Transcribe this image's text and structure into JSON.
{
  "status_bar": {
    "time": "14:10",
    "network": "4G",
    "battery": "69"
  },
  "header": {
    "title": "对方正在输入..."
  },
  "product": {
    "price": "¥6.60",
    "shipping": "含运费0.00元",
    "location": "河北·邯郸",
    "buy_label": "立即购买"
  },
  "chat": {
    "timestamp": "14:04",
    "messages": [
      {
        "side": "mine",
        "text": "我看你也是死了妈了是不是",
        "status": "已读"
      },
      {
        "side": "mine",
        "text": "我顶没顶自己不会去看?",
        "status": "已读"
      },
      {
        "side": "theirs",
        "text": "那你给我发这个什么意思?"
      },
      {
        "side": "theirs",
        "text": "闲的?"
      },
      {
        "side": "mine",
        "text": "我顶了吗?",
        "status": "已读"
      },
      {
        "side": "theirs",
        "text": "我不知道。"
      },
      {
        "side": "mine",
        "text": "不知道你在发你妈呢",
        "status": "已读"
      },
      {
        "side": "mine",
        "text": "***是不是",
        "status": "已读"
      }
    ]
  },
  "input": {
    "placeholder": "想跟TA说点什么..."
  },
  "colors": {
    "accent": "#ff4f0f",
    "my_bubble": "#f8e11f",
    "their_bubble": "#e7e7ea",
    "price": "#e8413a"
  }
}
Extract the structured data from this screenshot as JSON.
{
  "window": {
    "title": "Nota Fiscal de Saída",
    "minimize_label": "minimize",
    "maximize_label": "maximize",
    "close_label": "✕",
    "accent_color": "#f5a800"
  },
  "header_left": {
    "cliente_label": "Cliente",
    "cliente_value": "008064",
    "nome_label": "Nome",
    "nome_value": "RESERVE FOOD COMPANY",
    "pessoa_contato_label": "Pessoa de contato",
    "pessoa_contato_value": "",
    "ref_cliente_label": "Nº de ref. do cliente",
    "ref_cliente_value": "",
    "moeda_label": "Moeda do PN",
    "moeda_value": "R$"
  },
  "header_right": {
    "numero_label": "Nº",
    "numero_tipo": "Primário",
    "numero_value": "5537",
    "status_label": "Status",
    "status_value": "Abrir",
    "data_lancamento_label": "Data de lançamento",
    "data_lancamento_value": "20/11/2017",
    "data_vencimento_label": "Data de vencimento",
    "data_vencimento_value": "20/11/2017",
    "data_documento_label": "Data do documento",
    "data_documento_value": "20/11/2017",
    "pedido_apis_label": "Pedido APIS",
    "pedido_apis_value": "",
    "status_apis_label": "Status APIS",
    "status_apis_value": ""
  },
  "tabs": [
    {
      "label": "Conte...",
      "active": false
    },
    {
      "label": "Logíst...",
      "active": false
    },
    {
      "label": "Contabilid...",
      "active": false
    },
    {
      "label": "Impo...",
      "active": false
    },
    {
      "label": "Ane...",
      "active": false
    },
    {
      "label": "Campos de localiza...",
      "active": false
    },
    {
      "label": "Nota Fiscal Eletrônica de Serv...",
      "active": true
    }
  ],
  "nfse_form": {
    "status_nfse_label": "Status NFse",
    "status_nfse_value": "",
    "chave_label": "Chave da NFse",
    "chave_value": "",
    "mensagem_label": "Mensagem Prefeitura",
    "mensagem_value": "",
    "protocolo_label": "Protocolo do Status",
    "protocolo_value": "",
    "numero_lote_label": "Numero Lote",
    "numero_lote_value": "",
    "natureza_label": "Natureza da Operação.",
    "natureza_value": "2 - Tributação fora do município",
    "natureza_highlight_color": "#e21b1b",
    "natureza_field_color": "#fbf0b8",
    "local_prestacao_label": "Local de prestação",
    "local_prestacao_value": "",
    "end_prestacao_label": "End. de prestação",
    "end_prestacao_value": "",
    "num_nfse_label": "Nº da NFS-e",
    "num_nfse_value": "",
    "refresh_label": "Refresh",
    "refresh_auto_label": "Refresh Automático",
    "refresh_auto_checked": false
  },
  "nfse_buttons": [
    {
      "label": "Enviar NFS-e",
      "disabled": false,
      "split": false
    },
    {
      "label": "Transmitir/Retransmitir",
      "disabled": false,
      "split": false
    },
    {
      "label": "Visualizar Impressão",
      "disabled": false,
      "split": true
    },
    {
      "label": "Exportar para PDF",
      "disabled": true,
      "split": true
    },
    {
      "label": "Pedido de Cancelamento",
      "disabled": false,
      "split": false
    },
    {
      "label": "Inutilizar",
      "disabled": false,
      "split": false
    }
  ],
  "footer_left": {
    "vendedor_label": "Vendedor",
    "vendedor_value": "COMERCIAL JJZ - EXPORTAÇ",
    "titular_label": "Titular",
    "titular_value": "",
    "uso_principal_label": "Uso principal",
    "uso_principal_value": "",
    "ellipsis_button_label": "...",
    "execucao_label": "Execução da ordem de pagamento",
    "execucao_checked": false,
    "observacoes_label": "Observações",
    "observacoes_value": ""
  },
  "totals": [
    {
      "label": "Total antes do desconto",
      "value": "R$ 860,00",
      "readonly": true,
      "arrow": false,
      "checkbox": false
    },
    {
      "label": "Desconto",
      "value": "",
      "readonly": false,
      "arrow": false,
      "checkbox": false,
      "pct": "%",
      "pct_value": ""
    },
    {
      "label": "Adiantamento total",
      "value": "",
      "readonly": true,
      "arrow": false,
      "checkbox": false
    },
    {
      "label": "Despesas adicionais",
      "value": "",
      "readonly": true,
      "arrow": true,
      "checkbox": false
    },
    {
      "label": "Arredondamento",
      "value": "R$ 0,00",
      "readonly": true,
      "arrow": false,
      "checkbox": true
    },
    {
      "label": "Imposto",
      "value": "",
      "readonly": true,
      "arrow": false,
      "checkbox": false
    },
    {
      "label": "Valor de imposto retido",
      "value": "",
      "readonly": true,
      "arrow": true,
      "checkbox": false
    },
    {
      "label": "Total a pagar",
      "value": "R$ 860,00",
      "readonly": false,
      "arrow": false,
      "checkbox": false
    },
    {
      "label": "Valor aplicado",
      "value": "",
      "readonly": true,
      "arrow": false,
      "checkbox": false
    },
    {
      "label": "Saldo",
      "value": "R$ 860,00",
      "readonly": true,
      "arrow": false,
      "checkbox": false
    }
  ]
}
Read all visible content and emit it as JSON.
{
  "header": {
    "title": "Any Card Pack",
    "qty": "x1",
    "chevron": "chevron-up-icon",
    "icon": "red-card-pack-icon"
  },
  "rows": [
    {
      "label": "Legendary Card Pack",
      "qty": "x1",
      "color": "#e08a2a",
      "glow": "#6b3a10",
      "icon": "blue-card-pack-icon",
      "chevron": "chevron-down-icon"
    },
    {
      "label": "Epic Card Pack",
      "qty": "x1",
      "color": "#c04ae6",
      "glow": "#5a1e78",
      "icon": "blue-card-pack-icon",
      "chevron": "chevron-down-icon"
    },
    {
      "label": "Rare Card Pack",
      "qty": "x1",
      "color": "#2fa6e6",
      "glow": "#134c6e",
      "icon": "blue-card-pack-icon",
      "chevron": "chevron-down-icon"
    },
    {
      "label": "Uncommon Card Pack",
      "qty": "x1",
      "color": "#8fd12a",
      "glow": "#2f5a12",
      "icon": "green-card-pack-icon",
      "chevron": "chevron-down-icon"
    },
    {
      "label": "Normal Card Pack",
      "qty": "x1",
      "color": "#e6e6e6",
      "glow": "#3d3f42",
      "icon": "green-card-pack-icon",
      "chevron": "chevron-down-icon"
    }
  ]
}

### Aim
Write out exactly the lines of the entries above that run from the line containing "Read all visible content and emit it as JSON." through the last line, including both.

### Output
Read all visible content and emit it as JSON.
{
  "header": {
    "title": "Any Card Pack",
    "qty": "x1",
    "chevron": "chevron-up-icon",
    "icon": "red-card-pack-icon"
  },
  "rows": [
    {
      "label": "Legendary Card Pack",
      "qty": "x1",
      "color": "#e08a2a",
      "glow": "#6b3a10",
      "icon": "blue-card-pack-icon",
      "chevron": "chevron-down-icon"
    },
    {
      "label": "Epic Card Pack",
      "qty": "x1",
      "color": "#c04ae6",
      "glow": "#5a1e78",
      "icon": "blue-card-pack-icon",
      "chevron": "chevron-down-icon"
    },
    {
      "label": "Rare Card Pack",
      "qty": "x1",
      "color": "#2fa6e6",
      "glow": "#134c6e",
      "icon": "blue-card-pack-icon",
      "chevron": "chevron-down-icon"
    },
    {
      "label": "Uncommon Card Pack",
      "qty": "x1",
      "color": "#8fd12a",
      "glow": "#2f5a12",
      "icon": "green-card-pack-icon",
      "chevron": "chevron-down-icon"
    },
    {
      "label": "Normal Card Pack",
      "qty": "x1",
      "color": "#e6e6e6",
      "glow": "#3d3f42",
      "icon": "green-card-pack-icon",
      "chevron": "chevron-down-icon"
    }
  ]
}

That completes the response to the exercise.